(Dataset items)
· · · · · · ·

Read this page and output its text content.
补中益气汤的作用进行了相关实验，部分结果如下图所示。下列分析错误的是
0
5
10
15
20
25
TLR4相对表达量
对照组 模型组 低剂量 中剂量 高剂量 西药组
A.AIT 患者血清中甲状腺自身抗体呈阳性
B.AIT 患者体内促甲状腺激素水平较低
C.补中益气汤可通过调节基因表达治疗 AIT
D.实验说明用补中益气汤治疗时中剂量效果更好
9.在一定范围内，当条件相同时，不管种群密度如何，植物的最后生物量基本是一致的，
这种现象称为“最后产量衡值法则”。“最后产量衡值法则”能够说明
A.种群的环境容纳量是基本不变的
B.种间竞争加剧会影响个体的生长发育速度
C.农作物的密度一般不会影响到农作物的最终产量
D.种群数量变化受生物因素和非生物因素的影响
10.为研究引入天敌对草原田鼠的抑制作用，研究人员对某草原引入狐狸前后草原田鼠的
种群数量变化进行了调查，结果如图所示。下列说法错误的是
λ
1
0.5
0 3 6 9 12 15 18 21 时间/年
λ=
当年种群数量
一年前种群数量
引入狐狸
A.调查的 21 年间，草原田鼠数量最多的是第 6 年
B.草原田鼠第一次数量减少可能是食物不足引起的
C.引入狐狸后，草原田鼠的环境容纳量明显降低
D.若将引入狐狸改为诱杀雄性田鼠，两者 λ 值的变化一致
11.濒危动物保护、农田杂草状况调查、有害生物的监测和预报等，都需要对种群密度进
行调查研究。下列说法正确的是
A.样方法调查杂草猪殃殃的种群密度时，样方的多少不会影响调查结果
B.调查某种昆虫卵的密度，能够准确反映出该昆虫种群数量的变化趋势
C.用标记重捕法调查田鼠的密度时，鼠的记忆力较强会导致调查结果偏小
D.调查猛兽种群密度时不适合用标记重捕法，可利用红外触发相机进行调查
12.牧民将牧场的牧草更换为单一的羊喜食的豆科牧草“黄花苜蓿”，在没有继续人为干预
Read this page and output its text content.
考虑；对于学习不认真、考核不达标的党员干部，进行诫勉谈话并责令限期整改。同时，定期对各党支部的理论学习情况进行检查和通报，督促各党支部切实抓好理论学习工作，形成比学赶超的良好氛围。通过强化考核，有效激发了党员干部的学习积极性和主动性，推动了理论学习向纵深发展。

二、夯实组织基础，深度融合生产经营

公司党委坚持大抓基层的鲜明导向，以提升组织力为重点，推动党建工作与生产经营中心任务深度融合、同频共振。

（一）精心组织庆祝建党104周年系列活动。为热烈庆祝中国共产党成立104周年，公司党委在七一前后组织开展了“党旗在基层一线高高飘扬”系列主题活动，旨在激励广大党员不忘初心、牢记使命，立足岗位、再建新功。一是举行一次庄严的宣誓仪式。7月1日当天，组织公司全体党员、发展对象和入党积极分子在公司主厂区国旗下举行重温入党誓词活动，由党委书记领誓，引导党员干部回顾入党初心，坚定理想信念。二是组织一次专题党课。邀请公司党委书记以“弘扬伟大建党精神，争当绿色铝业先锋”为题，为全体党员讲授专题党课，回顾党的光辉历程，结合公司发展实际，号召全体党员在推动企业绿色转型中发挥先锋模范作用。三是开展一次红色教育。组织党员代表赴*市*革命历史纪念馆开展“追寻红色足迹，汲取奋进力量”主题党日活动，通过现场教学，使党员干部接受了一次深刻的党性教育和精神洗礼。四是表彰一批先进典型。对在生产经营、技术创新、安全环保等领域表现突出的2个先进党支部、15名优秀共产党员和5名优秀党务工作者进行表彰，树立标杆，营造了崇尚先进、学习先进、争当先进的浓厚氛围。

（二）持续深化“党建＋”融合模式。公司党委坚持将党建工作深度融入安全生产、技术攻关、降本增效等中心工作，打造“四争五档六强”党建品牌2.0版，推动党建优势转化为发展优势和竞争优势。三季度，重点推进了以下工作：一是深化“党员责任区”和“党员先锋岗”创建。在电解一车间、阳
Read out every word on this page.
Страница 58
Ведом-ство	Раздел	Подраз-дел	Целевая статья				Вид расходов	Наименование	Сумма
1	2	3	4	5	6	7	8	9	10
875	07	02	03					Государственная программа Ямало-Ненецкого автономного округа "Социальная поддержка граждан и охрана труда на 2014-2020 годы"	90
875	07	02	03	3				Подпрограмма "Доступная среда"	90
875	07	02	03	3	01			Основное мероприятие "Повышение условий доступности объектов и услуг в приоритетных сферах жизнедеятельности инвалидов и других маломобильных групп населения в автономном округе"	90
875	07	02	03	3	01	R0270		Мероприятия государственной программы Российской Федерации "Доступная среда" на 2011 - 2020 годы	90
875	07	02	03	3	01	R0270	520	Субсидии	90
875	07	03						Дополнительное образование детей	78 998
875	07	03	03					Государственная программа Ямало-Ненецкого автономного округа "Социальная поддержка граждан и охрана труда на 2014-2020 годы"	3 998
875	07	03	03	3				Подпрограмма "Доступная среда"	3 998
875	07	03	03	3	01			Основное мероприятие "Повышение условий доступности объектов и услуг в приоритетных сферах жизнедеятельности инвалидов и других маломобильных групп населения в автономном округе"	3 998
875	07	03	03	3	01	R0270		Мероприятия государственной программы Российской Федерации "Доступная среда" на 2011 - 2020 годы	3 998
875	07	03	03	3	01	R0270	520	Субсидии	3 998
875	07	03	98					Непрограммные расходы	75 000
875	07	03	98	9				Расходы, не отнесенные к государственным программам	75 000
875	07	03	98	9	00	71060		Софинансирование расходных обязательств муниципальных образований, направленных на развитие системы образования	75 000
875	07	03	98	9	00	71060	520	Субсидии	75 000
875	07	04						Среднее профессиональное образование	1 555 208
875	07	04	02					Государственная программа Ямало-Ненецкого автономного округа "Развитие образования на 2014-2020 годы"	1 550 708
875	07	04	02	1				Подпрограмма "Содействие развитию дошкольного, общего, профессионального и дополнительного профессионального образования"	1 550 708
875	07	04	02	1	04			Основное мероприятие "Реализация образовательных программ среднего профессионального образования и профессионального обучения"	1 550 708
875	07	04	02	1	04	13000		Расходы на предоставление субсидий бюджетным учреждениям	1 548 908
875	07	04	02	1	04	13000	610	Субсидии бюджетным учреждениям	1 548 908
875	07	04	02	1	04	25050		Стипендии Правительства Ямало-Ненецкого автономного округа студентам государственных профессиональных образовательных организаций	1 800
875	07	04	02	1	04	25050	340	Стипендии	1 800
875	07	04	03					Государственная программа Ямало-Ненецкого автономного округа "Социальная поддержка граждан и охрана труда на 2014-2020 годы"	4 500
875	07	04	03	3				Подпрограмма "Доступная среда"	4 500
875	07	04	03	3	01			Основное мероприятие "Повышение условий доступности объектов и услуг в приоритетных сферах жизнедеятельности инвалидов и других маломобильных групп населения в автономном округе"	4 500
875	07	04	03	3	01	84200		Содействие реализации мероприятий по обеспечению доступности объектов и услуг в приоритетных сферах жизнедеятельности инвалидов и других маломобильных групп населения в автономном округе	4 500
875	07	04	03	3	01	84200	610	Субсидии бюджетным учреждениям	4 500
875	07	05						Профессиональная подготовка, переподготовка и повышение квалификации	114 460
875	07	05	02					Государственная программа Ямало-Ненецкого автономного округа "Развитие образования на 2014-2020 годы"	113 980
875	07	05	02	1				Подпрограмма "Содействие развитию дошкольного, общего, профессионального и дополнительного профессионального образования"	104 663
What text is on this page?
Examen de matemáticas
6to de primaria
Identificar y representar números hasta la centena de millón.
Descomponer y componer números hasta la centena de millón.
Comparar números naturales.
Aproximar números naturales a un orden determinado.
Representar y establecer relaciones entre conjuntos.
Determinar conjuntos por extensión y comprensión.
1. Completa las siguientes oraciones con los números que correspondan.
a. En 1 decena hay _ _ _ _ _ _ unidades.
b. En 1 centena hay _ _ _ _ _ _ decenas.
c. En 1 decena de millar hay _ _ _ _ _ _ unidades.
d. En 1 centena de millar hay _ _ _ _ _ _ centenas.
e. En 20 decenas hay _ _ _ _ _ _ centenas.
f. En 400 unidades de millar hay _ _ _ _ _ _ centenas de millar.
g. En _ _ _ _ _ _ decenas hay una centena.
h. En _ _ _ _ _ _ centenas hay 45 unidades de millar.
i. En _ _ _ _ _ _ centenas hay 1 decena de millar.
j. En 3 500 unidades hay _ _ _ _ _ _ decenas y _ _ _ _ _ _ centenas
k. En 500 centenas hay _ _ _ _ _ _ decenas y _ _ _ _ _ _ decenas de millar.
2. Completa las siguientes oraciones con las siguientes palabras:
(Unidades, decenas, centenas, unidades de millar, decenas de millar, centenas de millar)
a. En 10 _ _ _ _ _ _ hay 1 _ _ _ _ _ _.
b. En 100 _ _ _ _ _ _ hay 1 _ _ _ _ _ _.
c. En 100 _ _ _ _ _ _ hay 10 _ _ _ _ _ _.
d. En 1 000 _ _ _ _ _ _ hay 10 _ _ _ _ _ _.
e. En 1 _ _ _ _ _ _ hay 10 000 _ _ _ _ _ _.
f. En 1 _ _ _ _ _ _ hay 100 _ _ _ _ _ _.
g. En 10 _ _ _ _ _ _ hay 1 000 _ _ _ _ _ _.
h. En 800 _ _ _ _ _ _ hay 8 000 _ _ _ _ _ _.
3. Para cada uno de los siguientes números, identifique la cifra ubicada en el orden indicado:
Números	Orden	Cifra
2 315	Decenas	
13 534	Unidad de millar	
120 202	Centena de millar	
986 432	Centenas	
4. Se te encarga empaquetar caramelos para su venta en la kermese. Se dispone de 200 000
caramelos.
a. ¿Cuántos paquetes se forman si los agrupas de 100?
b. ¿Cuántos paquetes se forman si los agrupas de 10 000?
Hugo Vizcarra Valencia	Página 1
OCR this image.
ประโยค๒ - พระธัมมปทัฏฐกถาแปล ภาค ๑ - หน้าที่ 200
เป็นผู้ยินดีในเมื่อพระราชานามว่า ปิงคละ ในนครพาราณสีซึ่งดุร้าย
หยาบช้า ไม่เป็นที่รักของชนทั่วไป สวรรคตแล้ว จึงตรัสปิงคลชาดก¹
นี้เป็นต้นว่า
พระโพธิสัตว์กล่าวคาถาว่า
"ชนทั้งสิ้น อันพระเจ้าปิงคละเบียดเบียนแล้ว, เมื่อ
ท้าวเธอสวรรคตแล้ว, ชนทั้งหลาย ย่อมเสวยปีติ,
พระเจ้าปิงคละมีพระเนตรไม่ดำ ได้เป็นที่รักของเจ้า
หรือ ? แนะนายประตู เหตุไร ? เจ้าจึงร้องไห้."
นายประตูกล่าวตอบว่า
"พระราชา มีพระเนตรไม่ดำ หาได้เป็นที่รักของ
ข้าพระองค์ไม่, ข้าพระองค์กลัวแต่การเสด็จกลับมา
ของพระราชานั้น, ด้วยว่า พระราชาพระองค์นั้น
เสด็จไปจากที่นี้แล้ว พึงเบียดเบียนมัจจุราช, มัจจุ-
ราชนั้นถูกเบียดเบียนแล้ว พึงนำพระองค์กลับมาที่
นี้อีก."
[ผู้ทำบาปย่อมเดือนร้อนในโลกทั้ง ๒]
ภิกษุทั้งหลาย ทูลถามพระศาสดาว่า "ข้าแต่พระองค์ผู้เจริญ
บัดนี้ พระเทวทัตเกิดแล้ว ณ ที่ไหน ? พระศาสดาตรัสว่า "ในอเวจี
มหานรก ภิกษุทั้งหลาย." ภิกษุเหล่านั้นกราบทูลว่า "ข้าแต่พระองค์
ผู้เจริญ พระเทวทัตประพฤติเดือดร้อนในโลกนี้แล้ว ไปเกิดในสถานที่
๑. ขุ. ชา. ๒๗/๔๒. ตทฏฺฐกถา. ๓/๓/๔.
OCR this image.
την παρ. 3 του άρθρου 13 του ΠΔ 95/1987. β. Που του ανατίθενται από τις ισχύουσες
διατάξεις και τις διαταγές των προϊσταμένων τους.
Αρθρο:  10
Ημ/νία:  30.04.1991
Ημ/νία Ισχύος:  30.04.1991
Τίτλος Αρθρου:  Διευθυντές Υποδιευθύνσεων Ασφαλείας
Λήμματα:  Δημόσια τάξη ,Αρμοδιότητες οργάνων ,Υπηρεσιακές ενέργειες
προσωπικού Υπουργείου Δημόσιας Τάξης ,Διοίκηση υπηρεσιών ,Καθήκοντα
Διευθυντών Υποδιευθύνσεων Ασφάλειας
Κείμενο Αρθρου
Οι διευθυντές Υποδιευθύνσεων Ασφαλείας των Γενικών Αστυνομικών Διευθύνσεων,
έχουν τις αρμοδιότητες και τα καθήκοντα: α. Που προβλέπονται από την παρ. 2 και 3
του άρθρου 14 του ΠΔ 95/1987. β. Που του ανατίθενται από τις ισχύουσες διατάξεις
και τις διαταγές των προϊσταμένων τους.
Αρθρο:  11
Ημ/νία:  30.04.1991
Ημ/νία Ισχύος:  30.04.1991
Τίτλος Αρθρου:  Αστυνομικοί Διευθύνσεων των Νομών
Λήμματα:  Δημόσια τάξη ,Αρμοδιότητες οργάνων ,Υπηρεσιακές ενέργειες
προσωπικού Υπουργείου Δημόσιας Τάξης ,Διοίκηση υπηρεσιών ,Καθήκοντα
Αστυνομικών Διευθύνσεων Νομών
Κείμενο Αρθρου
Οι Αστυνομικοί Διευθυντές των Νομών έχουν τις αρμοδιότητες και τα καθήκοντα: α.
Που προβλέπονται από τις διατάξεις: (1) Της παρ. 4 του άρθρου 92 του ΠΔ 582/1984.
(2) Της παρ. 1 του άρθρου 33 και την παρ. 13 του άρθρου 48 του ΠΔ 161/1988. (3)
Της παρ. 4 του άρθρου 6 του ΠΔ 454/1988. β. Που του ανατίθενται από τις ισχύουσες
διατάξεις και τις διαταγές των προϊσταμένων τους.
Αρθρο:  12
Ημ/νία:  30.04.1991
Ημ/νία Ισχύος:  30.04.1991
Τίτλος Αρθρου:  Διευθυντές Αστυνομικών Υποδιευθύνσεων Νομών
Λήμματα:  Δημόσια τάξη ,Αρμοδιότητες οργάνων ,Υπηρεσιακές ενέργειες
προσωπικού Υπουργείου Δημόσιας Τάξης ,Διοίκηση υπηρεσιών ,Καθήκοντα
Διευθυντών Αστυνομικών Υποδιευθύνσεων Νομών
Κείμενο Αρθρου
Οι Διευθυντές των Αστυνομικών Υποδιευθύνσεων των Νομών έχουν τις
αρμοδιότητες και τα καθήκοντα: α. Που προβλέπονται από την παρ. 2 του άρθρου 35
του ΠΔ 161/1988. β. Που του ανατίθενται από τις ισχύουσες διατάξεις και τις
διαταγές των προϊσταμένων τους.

· · · · · · ·

Choose all lines containing the string "oraciones" and copy them out.

1. Completa las siguientes oraciones con los números que correspondan.
2. Completa las siguientes oraciones con las siguientes palabras:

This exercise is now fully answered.